_Direction:_ In your copy, leave out the pictures and repeat the entries below exactly.

_Records supplied:_
= = = = =

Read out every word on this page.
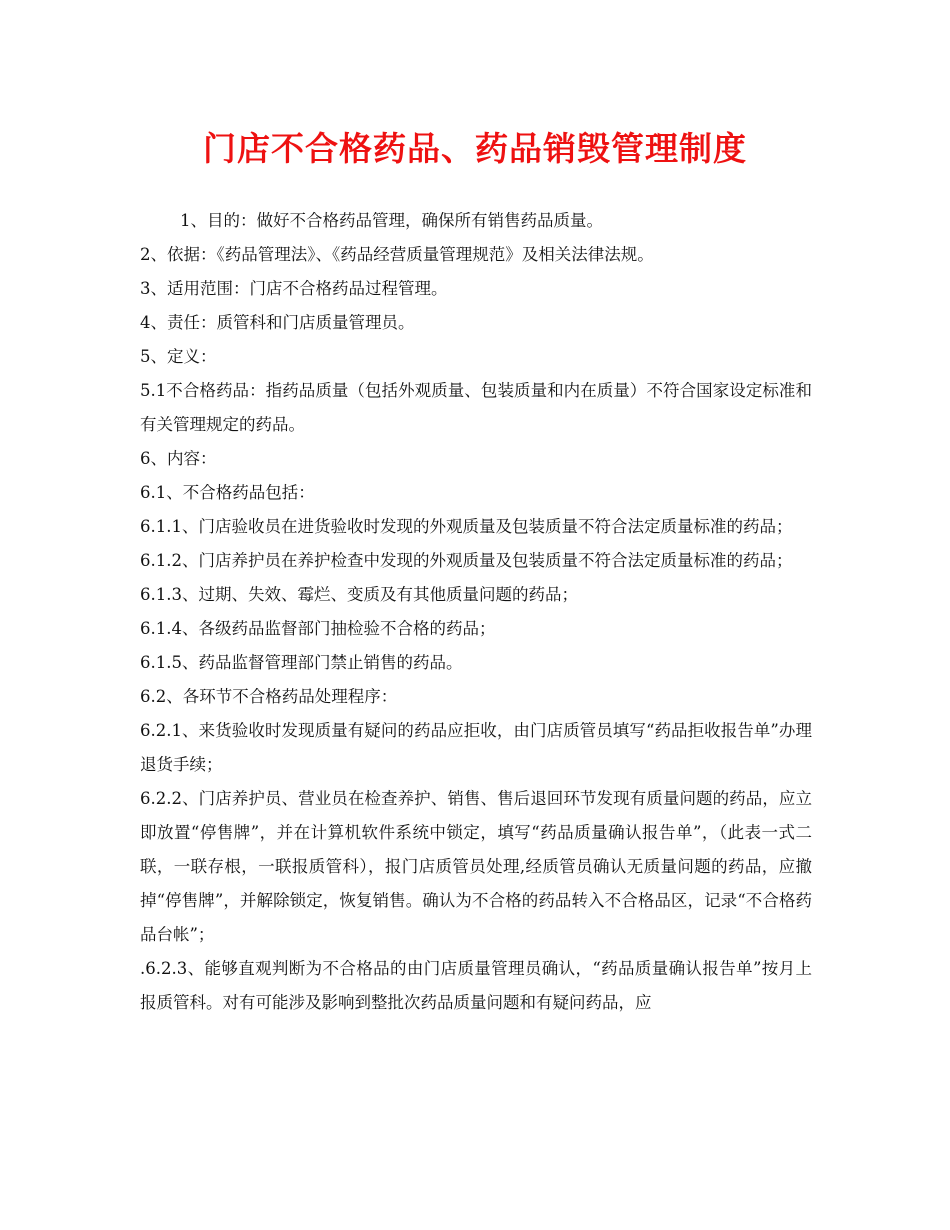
门店不合格药品、药品销毁管理制度

1、目的：做好不合格药品管理，确保所有销售药品质量。

2、依据：《药品管理法》、《药品经营质量管理规范》及相关法律法规。

3、适用范围：门店不合格药品过程管理。

4、责任：质管科和门店质量管理员。

5、定义：

5.1不合格药品：指药品质量（包括外观质量、包装质量和内在质量）不符合国家设定标准和有关管理规定的药品。

6、内容：

6.1、不合格药品包括：

6.1.1、门店验收员在进货验收时发现的外观质量及包装质量不符合法定质量标准的药品；

6.1.2、门店养护员在养护检查中发现的外观质量及包装质量不符合法定质量标准的药品；

6.1.3、过期、失效、霉烂、变质及有其他质量问题的药品；

6.1.4、各级药品监督部门抽检验不合格的药品；

6.1.5、药品监督管理部门禁止销售的药品。

6.2、各环节不合格药品处理程序：

6.2.1、来货验收时发现质量有疑问的药品应拒收，由门店质管员填写“药品拒收报告单”办理退货手续；

6.2.2、门店养护员、营业员在检查养护、销售、售后退回环节发现有质量问题的药品，应立即放置“停售牌”，并在计算机软件系统中锁定，填写“药品质量确认报告单”，（此表一式二联，一联存根，一联报质管科），报门店质管员处理,经质管员确认无质量问题的药品，应撤掉“停售牌”，并解除锁定，恢复销售。确认为不合格的药品转入不合格品区，记录“不合格药品台帐”；

.6.2.3、能够直观判断为不合格品的由门店质量管理员确认，“药品质量确认报告单”按月上报质管科。对有可能涉及影响到整批次药品质量问题和有疑问药品，应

= = = = =

_Finished exercise:_
Read out every word on this page.
门店不合格药品、药品销毁管理制度

1、目的：做好不合格药品管理，确保所有销售药品质量。

2、依据：《药品管理法》、《药品经营质量管理规范》及相关法律法规。

3、适用范围：门店不合格药品过程管理。

4、责任：质管科和门店质量管理员。

5、定义：

5.1不合格药品：指药品质量（包括外观质量、包装质量和内在质量）不符合国家设定标准和有关管理规定的药品。

6、内容：

6.1、不合格药品包括：

6.1.1、门店验收员在进货验收时发现的外观质量及包装质量不符合法定质量标准的药品；

6.1.2、门店养护员在养护检查中发现的外观质量及包装质量不符合法定质量标准的药品；

6.1.3、过期、失效、霉烂、变质及有其他质量问题的药品；

6.1.4、各级药品监督部门抽检验不合格的药品；

6.1.5、药品监督管理部门禁止销售的药品。

6.2、各环节不合格药品处理程序：

6.2.1、来货验收时发现质量有疑问的药品应拒收，由门店质管员填写“药品拒收报告单”办理退货手续；

6.2.2、门店养护员、营业员在检查养护、销售、售后退回环节发现有质量问题的药品，应立即放置“停售牌”，并在计算机软件系统中锁定，填写“药品质量确认报告单”，（此表一式二联，一联存根，一联报质管科），报门店质管员处理,经质管员确认无质量问题的药品，应撤掉“停售牌”，并解除锁定，恢复销售。确认为不合格的药品转入不合格品区，记录“不合格药品台帐”；

.6.2.3、能够直观判断为不合格品的由门店质量管理员确认，“药品质量确认报告单”按月上报质管科。对有可能涉及影响到整批次药品质量问题和有疑问药品，应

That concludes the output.